Stored items
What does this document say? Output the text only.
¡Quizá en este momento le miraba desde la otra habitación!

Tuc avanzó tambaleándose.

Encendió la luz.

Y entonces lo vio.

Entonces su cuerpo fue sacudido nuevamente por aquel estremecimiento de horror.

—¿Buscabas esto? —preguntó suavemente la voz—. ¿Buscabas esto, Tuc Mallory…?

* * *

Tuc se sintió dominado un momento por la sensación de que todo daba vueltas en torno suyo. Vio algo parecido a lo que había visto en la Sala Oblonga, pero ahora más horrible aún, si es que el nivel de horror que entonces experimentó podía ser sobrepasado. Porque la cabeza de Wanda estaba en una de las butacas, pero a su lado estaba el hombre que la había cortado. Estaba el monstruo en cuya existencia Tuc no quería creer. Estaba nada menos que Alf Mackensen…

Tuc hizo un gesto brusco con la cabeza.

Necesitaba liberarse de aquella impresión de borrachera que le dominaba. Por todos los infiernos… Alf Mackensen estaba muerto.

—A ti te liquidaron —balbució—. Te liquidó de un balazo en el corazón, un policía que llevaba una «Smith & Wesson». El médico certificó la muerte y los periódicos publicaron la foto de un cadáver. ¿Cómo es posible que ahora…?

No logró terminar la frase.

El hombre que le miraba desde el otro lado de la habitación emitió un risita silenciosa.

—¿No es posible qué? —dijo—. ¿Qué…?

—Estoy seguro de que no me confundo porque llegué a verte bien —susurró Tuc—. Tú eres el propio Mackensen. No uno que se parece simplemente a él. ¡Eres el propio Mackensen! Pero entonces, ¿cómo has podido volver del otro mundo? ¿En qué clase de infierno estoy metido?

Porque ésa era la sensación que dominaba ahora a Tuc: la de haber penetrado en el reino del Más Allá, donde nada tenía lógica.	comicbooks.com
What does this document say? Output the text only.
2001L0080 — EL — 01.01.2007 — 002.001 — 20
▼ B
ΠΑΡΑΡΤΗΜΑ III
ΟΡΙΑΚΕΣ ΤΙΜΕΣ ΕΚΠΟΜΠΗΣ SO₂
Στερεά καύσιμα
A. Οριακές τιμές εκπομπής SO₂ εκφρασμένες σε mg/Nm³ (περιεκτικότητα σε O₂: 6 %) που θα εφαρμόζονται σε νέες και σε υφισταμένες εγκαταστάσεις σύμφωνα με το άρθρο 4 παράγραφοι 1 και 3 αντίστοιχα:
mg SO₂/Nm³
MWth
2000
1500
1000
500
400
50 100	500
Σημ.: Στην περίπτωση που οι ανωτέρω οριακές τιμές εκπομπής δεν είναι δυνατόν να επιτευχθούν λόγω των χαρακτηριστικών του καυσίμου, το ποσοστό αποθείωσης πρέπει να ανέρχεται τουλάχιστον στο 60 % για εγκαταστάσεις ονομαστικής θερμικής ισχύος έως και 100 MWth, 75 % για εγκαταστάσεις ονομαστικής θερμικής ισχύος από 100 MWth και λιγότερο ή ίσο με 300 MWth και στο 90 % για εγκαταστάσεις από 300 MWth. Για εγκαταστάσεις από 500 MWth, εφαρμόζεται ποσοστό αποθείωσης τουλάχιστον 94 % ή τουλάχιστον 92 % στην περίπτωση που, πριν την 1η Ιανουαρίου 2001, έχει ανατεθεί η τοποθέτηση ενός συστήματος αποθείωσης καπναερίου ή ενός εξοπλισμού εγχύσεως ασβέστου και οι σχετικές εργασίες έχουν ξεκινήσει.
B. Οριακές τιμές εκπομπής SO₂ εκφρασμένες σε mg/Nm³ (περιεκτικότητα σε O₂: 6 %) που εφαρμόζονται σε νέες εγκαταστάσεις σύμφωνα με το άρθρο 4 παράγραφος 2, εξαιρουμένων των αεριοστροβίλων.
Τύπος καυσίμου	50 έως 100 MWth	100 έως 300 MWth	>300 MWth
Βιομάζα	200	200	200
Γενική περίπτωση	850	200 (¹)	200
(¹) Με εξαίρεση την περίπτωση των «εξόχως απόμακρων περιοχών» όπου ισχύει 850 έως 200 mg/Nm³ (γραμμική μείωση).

■ Set problem
List the lines of the records where "σύμφωνα" occurs.

■ Written answer
A. Οριακές τιμές εκπομπής SO₂ εκφρασμένες σε mg/Nm³ (περιεκτικότητα σε O₂: 6 %) που θα εφαρμόζονται σε νέες και σε υφισταμένες εγκαταστάσεις σύμφωνα με το άρθρο 4 παράγραφοι 1 και 3 αντίστοιχα:
B. Οριακές τιμές εκπομπής SO₂ εκφρασμένες σε mg/Nm³ (περιεκτικότητα σε O₂: 6 %) που εφαρμόζονται σε νέες εγκαταστάσεις σύμφωνα με το άρθρο 4 παράγραφος 2, εξαιρουμένων των αεριοστροβίλων.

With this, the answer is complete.